• **Dataset excerpts**
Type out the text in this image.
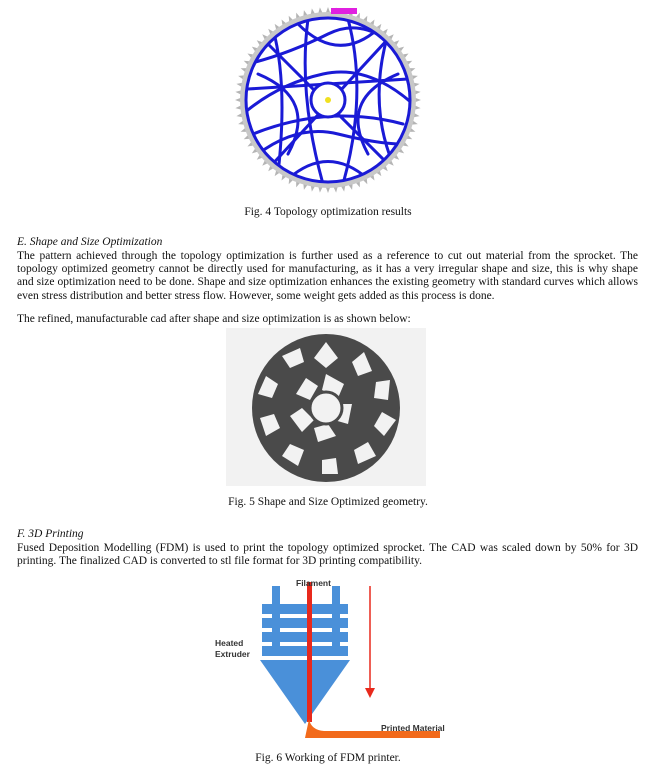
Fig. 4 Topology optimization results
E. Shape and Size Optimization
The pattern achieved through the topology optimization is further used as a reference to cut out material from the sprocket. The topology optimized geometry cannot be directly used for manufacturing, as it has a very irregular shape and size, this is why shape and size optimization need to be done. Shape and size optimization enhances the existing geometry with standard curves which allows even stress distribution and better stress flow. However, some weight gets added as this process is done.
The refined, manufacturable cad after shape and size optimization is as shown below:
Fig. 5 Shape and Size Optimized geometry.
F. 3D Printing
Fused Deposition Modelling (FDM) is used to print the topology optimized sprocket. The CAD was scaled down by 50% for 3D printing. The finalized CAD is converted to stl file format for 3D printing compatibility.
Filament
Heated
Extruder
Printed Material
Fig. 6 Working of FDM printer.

• **Set exercise**
Could you repeat all of the material exactly? Pictures should not be copied.

• **Written response**
Type out the text in this image.
Fig. 4 Topology optimization results
E. Shape and Size Optimization
The pattern achieved through the topology optimization is further used as a reference to cut out material from the sprocket. The topology optimized geometry cannot be directly used for manufacturing, as it has a very irregular shape and size, this is why shape and size optimization need to be done. Shape and size optimization enhances the existing geometry with standard curves which allows even stress distribution and better stress flow. However, some weight gets added as this process is done.
The refined, manufacturable cad after shape and size optimization is as shown below:
Fig. 5 Shape and Size Optimized geometry.
F. 3D Printing
Fused Deposition Modelling (FDM) is used to print the topology optimized sprocket. The CAD was scaled down by 50% for 3D printing. The finalized CAD is converted to stl file format for 3D printing compatibility.
Filament
Heated
Extruder
Printed Material
Fig. 6 Working of FDM printer.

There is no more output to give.